> EXERCISE BRIEF:
With the images removed, repeat the data below exactly.

> RECORDS FOR THE EXERCISE:
------------------------

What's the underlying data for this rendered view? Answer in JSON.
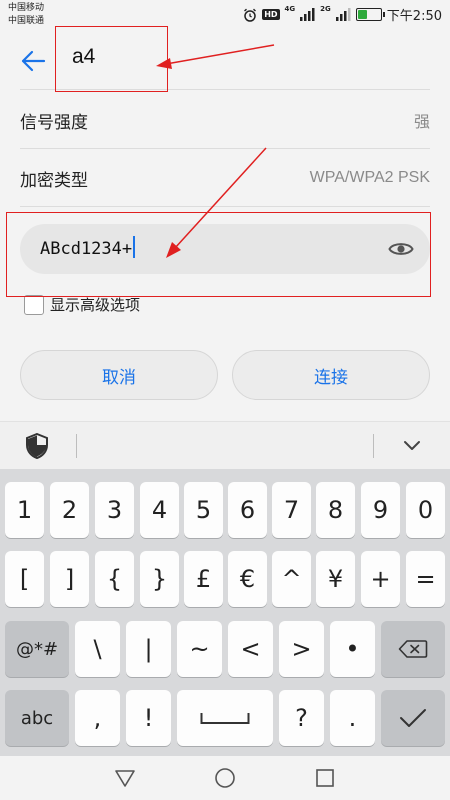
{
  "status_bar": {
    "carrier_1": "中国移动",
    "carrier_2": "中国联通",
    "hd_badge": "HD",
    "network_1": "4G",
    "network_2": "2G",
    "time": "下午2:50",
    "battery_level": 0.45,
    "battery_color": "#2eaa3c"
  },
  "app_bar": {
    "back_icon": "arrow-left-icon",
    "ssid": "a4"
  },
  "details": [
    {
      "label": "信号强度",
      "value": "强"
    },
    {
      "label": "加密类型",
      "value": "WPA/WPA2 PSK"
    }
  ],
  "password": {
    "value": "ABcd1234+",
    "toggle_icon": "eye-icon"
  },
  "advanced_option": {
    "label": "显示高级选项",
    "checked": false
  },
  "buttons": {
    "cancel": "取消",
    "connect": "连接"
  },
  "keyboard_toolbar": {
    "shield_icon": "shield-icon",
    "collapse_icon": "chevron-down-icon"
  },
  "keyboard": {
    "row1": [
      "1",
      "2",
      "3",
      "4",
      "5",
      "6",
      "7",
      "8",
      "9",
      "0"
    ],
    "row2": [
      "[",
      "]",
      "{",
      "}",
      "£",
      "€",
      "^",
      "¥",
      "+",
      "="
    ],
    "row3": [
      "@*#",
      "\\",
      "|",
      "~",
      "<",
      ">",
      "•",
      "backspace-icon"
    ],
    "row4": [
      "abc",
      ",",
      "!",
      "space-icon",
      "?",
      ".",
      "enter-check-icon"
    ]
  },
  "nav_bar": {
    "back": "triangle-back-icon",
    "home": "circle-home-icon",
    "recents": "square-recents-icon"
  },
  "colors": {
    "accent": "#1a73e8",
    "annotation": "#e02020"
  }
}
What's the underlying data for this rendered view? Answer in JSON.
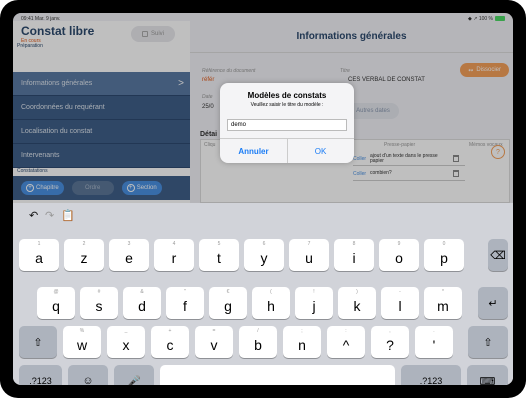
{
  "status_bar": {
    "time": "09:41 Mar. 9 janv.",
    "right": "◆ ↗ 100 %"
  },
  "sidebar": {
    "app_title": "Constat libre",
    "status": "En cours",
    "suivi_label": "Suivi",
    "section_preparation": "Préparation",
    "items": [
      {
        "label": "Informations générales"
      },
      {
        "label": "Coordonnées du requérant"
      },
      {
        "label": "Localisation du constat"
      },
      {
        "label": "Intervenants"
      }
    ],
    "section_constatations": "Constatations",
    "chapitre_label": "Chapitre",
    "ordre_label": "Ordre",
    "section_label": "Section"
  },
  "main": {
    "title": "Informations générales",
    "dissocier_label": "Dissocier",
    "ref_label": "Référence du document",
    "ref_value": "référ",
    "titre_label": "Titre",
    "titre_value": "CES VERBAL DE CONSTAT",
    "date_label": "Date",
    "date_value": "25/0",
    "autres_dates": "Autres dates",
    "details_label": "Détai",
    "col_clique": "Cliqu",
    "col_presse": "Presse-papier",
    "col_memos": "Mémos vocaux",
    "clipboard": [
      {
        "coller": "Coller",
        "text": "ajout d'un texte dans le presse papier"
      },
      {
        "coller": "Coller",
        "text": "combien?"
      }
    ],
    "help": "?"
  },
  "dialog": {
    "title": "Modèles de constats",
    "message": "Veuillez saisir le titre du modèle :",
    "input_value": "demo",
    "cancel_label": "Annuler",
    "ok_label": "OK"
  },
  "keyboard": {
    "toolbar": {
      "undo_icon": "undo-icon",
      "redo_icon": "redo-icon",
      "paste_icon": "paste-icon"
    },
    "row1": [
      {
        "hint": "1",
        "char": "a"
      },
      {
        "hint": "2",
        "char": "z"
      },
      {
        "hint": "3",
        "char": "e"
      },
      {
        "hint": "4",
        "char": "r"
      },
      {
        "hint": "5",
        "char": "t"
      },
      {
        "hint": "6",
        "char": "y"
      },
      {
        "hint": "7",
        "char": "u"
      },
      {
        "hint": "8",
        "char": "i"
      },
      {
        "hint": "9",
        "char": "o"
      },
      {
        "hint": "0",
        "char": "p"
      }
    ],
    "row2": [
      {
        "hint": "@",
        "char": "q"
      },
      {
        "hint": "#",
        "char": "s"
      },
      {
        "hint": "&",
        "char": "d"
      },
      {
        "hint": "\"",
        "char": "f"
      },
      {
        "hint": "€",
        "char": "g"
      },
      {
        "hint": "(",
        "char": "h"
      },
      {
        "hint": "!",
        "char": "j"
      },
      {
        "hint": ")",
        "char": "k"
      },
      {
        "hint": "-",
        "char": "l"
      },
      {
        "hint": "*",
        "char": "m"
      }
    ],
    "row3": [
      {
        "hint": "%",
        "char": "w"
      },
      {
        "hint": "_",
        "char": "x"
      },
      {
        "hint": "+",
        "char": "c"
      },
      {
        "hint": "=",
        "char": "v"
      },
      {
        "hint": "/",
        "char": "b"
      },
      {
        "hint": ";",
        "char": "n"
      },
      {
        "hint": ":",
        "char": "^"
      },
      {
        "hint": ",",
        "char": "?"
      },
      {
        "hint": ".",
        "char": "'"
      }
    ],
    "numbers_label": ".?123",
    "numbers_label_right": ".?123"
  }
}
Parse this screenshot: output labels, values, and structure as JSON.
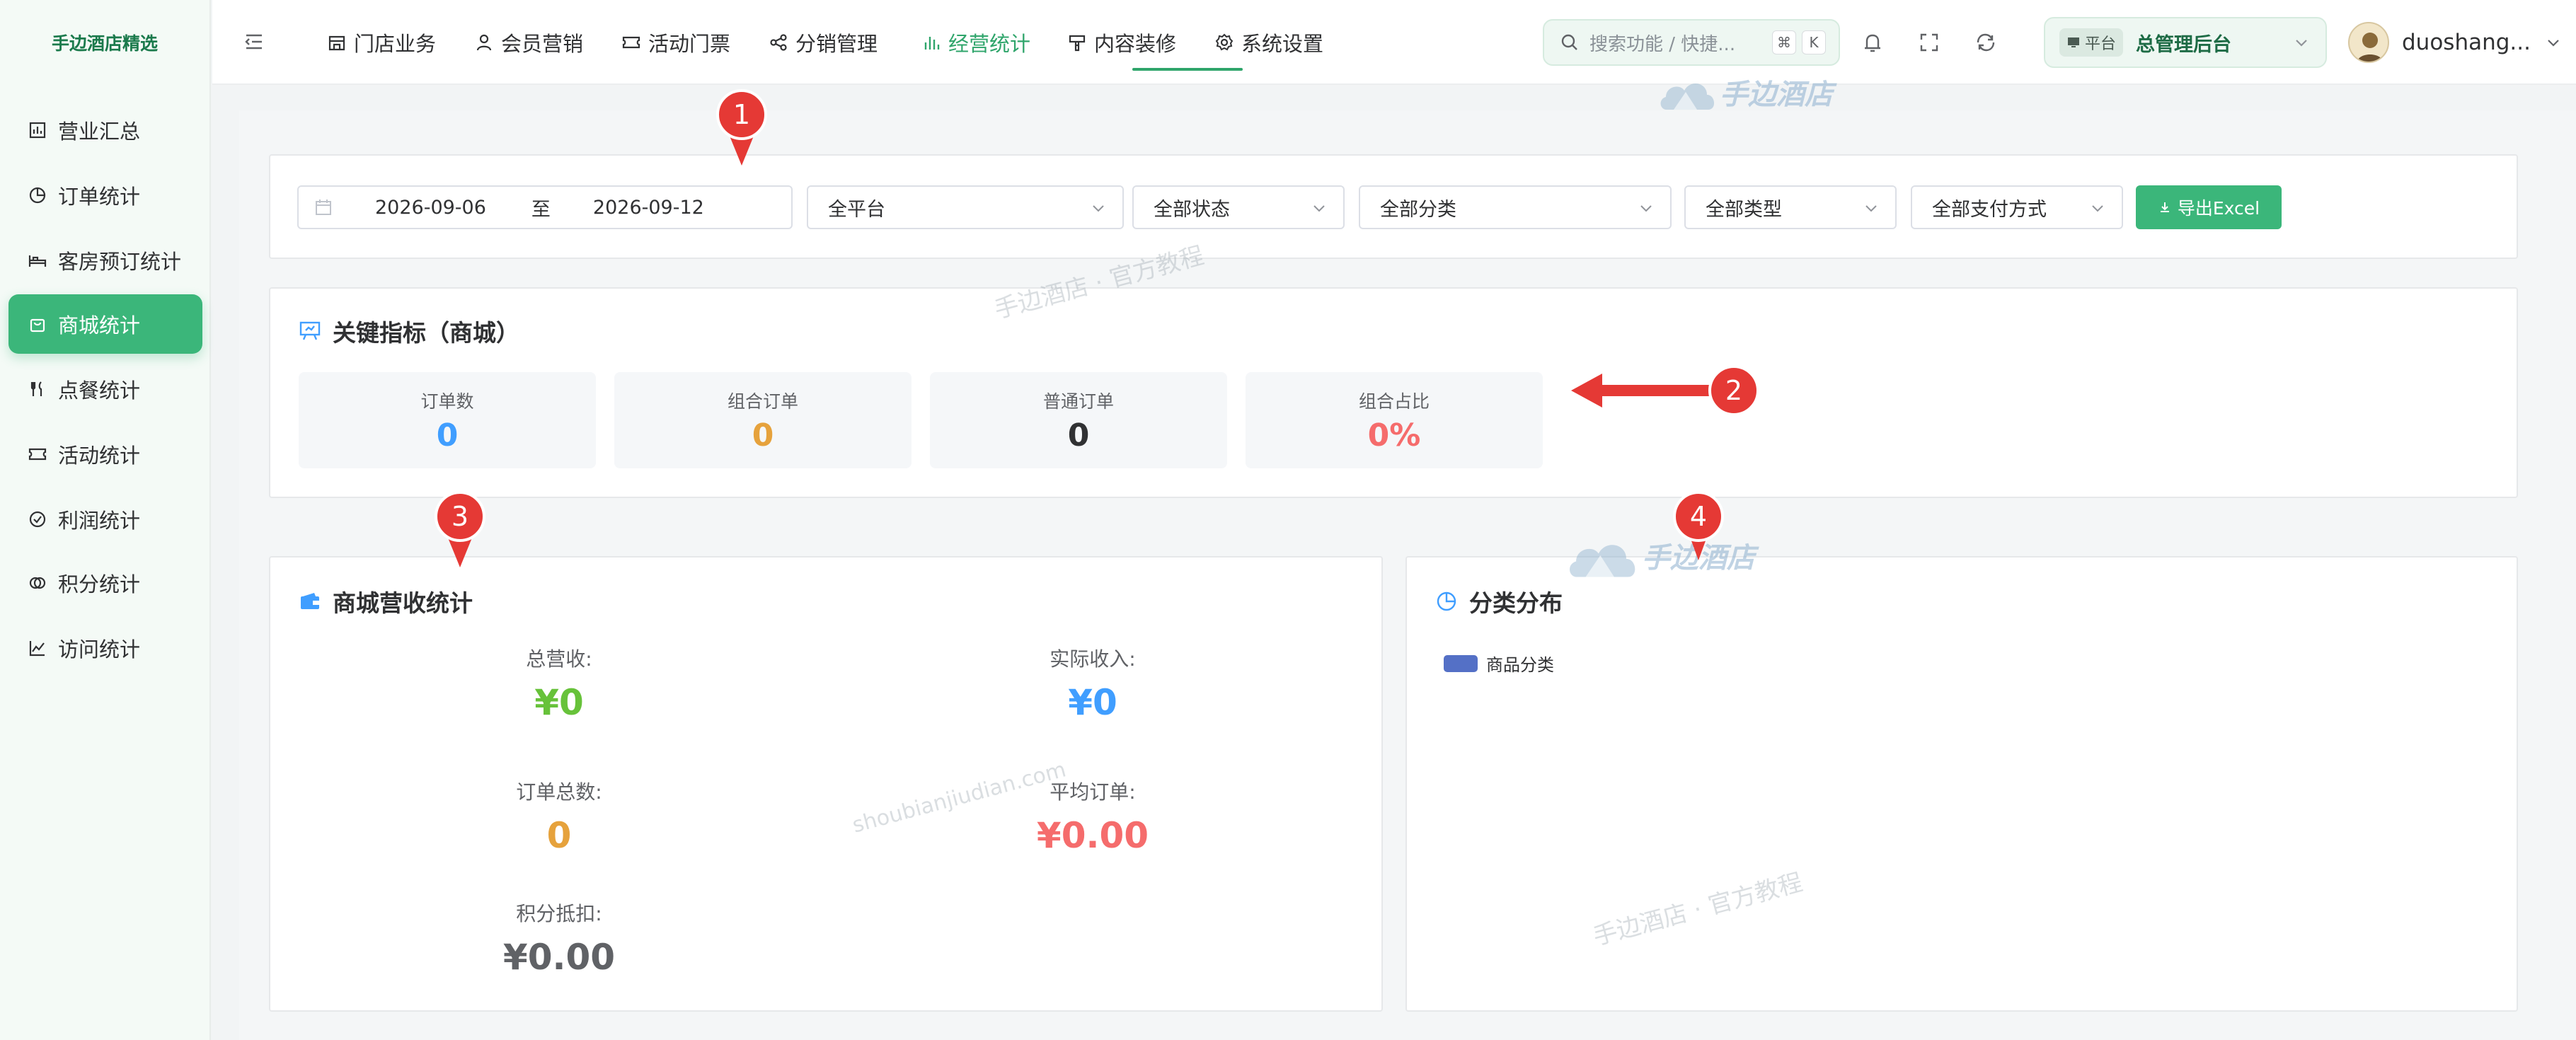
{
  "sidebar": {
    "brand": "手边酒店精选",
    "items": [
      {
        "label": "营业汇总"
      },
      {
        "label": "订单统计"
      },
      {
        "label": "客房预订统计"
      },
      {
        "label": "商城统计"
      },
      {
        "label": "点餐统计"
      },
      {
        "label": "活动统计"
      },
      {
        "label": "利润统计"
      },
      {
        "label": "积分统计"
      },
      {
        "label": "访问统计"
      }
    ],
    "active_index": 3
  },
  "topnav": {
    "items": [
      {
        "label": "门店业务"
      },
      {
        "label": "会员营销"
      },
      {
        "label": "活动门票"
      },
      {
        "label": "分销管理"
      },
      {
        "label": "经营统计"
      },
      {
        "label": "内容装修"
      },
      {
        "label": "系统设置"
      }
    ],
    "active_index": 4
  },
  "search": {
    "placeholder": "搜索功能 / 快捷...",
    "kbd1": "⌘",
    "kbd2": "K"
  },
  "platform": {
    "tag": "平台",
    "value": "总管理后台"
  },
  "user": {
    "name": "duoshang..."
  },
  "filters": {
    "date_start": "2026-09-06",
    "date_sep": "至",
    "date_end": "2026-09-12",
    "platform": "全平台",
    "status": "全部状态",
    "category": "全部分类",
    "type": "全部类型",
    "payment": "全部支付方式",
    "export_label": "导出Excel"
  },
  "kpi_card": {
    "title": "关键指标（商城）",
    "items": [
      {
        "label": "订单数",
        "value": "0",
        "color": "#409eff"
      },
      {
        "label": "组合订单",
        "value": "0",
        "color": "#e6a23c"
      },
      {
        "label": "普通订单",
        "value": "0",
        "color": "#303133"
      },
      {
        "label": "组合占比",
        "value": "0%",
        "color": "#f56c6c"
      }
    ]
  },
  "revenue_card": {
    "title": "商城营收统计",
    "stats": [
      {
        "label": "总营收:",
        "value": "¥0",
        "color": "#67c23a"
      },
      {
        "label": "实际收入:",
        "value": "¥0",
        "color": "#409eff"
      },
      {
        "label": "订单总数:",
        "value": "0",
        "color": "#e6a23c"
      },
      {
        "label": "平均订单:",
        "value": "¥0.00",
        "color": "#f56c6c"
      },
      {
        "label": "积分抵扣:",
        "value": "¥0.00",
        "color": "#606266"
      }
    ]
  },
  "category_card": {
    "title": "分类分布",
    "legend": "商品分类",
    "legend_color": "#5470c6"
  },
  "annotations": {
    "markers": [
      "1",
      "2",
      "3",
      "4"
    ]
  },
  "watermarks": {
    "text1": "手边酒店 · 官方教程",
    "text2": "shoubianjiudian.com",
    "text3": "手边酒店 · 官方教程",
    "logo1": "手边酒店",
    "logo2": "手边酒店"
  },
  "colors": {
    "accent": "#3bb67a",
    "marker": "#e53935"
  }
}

------------------------

> REPLY TO THE EXERCISE:
What's the underlying data for this rendered view? Answer in JSON.
{
  "status_bar": {
    "carrier_1": "中国移动",
    "carrier_2": "中国联通",
    "hd_badge": "HD",
    "network_1": "4G",
    "network_2": "2G",
    "time": "下午2:50",
    "battery_level": 0.45,
    "battery_color": "#2eaa3c"
  },
  "app_bar": {
    "back_icon": "arrow-left-icon",
    "ssid": "a4"
  },
  "details": [
    {
      "label": "信号强度",
      "value": "强"
    },
    {
      "label": "加密类型",
      "value": "WPA/WPA2 PSK"
    }
  ],
  "password": {
    "value": "ABcd1234+",
    "toggle_icon": "eye-icon"
  },
  "advanced_option": {
    "label": "显示高级选项",
    "checked": false
  },
  "buttons": {
    "cancel": "取消",
    "connect": "连接"
  },
  "keyboard_toolbar": {
    "shield_icon": "shield-icon",
    "collapse_icon": "chevron-down-icon"
  },
  "keyboard": {
    "row1": [
      "1",
      "2",
      "3",
      "4",
      "5",
      "6",
      "7",
      "8",
      "9",
      "0"
    ],
    "row2": [
      "[",
      "]",
      "{",
      "}",
      "£",
      "€",
      "^",
      "¥",
      "+",
      "="
    ],
    "row3": [
      "@*#",
      "\\",
      "|",
      "~",
      "<",
      ">",
      "•",
      "backspace-icon"
    ],
    "row4": [
      "abc",
      ",",
      "!",
      "space-icon",
      "?",
      ".",
      "enter-check-icon"
    ]
  },
  "nav_bar": {
    "back": "triangle-back-icon",
    "home": "circle-home-icon",
    "recents": "square-recents-icon"
  },
  "colors": {
    "accent": "#1a73e8",
    "annotation": "#e02020"
  }
}
What's the underlying data for this rendered view? Answer in JSON.
{
  "status_bar": {
    "time": "09:41 Mar. 9 janv.",
    "right": "◆ ↗ 100 %"
  },
  "sidebar": {
    "app_title": "Constat libre",
    "status": "En cours",
    "suivi_label": "Suivi",
    "section_preparation": "Préparation",
    "items": [
      {
        "label": "Informations générales"
      },
      {
        "label": "Coordonnées du requérant"
      },
      {
        "label": "Localisation du constat"
      },
      {
        "label": "Intervenants"
      }
    ],
    "section_constatations": "Constatations",
    "chapitre_label": "Chapitre",
    "ordre_label": "Ordre",
    "section_label": "Section"
  },
  "main": {
    "title": "Informations générales",
    "dissocier_label": "Dissocier",
    "ref_label": "Référence du document",
    "ref_value": "référ",
    "titre_label": "Titre",
    "titre_value": "CES VERBAL DE CONSTAT",
    "date_label": "Date",
    "date_value": "25/0",
    "autres_dates": "Autres dates",
    "details_label": "Détai",
    "col_clique": "Cliqu",
    "col_presse": "Presse-papier",
    "col_memos": "Mémos vocaux",
    "clipboard": [
      {
        "coller": "Coller",
        "text": "ajout d'un texte dans le presse papier"
      },
      {
        "coller": "Coller",
        "text": "combien?"
      }
    ],
    "help": "?"
  },
  "dialog": {
    "title": "Modèles de constats",
    "message": "Veuillez saisir le titre du modèle :",
    "input_value": "demo",
    "cancel_label": "Annuler",
    "ok_label": "OK"
  },
  "keyboard": {
    "toolbar": {
      "undo_icon": "undo-icon",
      "redo_icon": "redo-icon",
      "paste_icon": "paste-icon"
    },
    "row1": [
      {
        "hint": "1",
        "char": "a"
      },
      {
        "hint": "2",
        "char": "z"
      },
      {
        "hint": "3",
        "char": "e"
      },
      {
        "hint": "4",
        "char": "r"
      },
      {
        "hint": "5",
        "char": "t"
      },
      {
        "hint": "6",
        "char": "y"
      },
      {
        "hint": "7",
        "char": "u"
      },
      {
        "hint": "8",
        "char": "i"
      },
      {
        "hint": "9",
        "char": "o"
      },
      {
        "hint": "0",
        "char": "p"
      }
    ],
    "row2": [
      {
        "hint": "@",
        "char": "q"
      },
      {
        "hint": "#",
        "char": "s"
      },
      {
        "hint": "&",
        "char": "d"
      },
      {
        "hint": "\"",
        "char": "f"
      },
      {
        "hint": "€",
        "char": "g"
      },
      {
        "hint": "(",
        "char": "h"
      },
      {
        "hint": "!",
        "char": "j"
      },
      {
        "hint": ")",
        "char": "k"
      },
      {
        "hint": "-",
        "char": "l"
      },
      {
        "hint": "*",
        "char": "m"
      }
    ],
    "row3": [
      {
        "hint": "%",
        "char": "w"
      },
      {
        "hint": "_",
        "char": "x"
      },
      {
        "hint": "+",
        "char": "c"
      },
      {
        "hint": "=",
        "char": "v"
      },
      {
        "hint": "/",
        "char": "b"
      },
      {
        "hint": ";",
        "char": "n"
      },
      {
        "hint": ":",
        "char": "^"
      },
      {
        "hint": ",",
        "char": "?"
      },
      {
        "hint": ".",
        "char": "'"
      }
    ],
    "numbers_label": ".?123",
    "numbers_label_right": ".?123"
  }
}
Parse this screenshot: output labels, values, and structure as JSON.
{
  "sidebar": {
    "brand": "手边酒店精选",
    "items": [
      {
        "label": "营业汇总"
      },
      {
        "label": "订单统计"
      },
      {
        "label": "客房预订统计"
      },
      {
        "label": "商城统计"
      },
      {
        "label": "点餐统计"
      },
      {
        "label": "活动统计"
      },
      {
        "label": "利润统计"
      },
      {
        "label": "积分统计"
      },
      {
        "label": "访问统计"
      }
    ],
    "active_index": 3
  },
  "topnav": {
    "items": [
      {
        "label": "门店业务"
      },
      {
        "label": "会员营销"
      },
      {
        "label": "活动门票"
      },
      {
        "label": "分销管理"
      },
      {
        "label": "经营统计"
      },
      {
        "label": "内容装修"
      },
      {
        "label": "系统设置"
      }
    ],
    "active_index": 4
  },
  "search": {
    "placeholder": "搜索功能 / 快捷...",
    "kbd1": "⌘",
    "kbd2": "K"
  },
  "platform": {
    "tag": "平台",
    "value": "总管理后台"
  },
  "user": {
    "name": "duoshang..."
  },
  "filters": {
    "date_start": "2026-09-06",
    "date_sep": "至",
    "date_end": "2026-09-12",
    "platform": "全平台",
    "status": "全部状态",
    "category": "全部分类",
    "type": "全部类型",
    "payment": "全部支付方式",
    "export_label": "导出Excel"
  },
  "kpi_card": {
    "title": "关键指标（商城）",
    "items": [
      {
        "label": "订单数",
        "value": "0",
        "color": "#409eff"
      },
      {
        "label": "组合订单",
        "value": "0",
        "color": "#e6a23c"
      },
      {
        "label": "普通订单",
        "value": "0",
        "color": "#303133"
      },
      {
        "label": "组合占比",
        "value": "0%",
        "color": "#f56c6c"
      }
    ]
  },
  "revenue_card": {
    "title": "商城营收统计",
    "stats": [
      {
        "label": "总营收:",
        "value": "¥0",
        "color": "#67c23a"
      },
      {
        "label": "实际收入:",
        "value": "¥0",
        "color": "#409eff"
      },
      {
        "label": "订单总数:",
        "value": "0",
        "color": "#e6a23c"
      },
      {
        "label": "平均订单:",
        "value": "¥0.00",
        "color": "#f56c6c"
      },
      {
        "label": "积分抵扣:",
        "value": "¥0.00",
        "color": "#606266"
      }
    ]
  },
  "category_card": {
    "title": "分类分布",
    "legend": "商品分类",
    "legend_color": "#5470c6"
  },
  "annotations": {
    "markers": [
      "1",
      "2",
      "3",
      "4"
    ]
  },
  "watermarks": {
    "text1": "手边酒店 · 官方教程",
    "text2": "shoubianjiudian.com",
    "text3": "手边酒店 · 官方教程",
    "logo1": "手边酒店",
    "logo2": "手边酒店"
  },
  "colors": {
    "accent": "#3bb67a",
    "marker": "#e53935"
  }
}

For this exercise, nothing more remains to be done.